-- start of Data for processing --
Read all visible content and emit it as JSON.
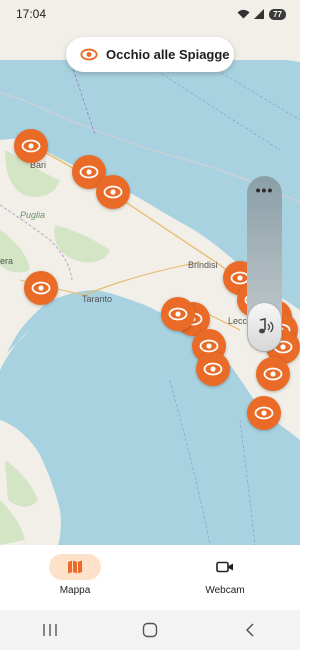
{
  "status_bar": {
    "time": "17:04",
    "battery": "77",
    "icons": [
      "wifi-icon",
      "signal-icon",
      "battery-icon"
    ]
  },
  "app": {
    "title": "Occhio alle Spiagge",
    "accent_color": "#ea6a27",
    "title_icon": "eye-icon"
  },
  "map": {
    "labels": {
      "bari": "Bari",
      "puglia": "Puglia",
      "brindisi": "Brindisi",
      "taranto": "Taranto",
      "lecce": "Lecce",
      "era": "era"
    },
    "marker_icon": "eye-icon",
    "marker_count": 16
  },
  "side_panel": {
    "menu_icon": "more-dots-icon",
    "audio_icon": "music-note-sound-icon"
  },
  "bottom_nav": {
    "items": [
      {
        "label": "Mappa",
        "icon": "map-icon",
        "active": true
      },
      {
        "label": "Webcam",
        "icon": "video-camera-icon",
        "active": false
      }
    ]
  },
  "system_nav": {
    "buttons": [
      "recent-apps-icon",
      "home-icon",
      "back-icon"
    ]
  }
}
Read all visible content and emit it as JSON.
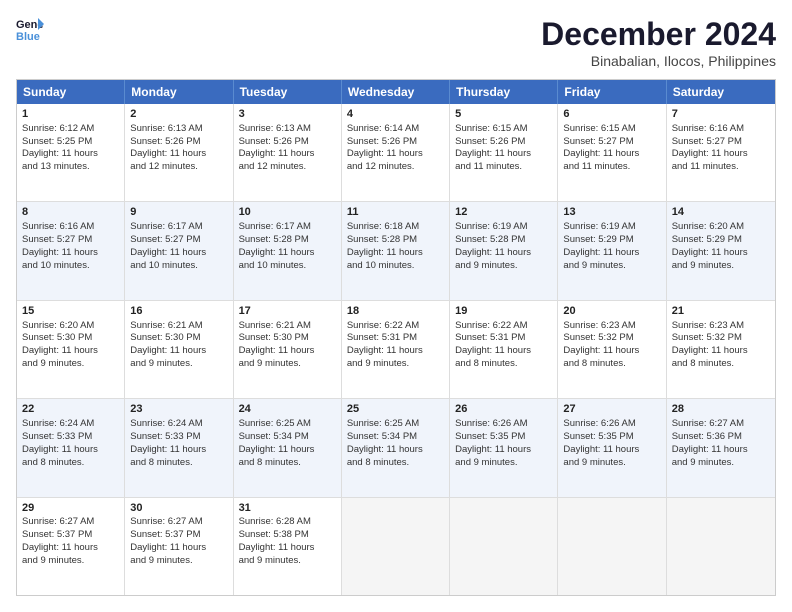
-- end of Data for processing --
■ Objective: Print the whole listing above once more, word for word, without its pictures.

■ The result:
Read all visible content and emit it as JSON.
{
  "status_bar": {
    "time": "17:04",
    "battery": "77",
    "icons": [
      "wifi-icon",
      "signal-icon",
      "battery-icon"
    ]
  },
  "app": {
    "title": "Occhio alle Spiagge",
    "accent_color": "#ea6a27",
    "title_icon": "eye-icon"
  },
  "map": {
    "labels": {
      "bari": "Bari",
      "puglia": "Puglia",
      "brindisi": "Brindisi",
      "taranto": "Taranto",
      "lecce": "Lecce",
      "era": "era"
    },
    "marker_icon": "eye-icon",
    "marker_count": 16
  },
  "side_panel": {
    "menu_icon": "more-dots-icon",
    "audio_icon": "music-note-sound-icon"
  },
  "bottom_nav": {
    "items": [
      {
        "label": "Mappa",
        "icon": "map-icon",
        "active": true
      },
      {
        "label": "Webcam",
        "icon": "video-camera-icon",
        "active": false
      }
    ]
  },
  "system_nav": {
    "buttons": [
      "recent-apps-icon",
      "home-icon",
      "back-icon"
    ]
  }
}
Read all visible content and emit it as JSON.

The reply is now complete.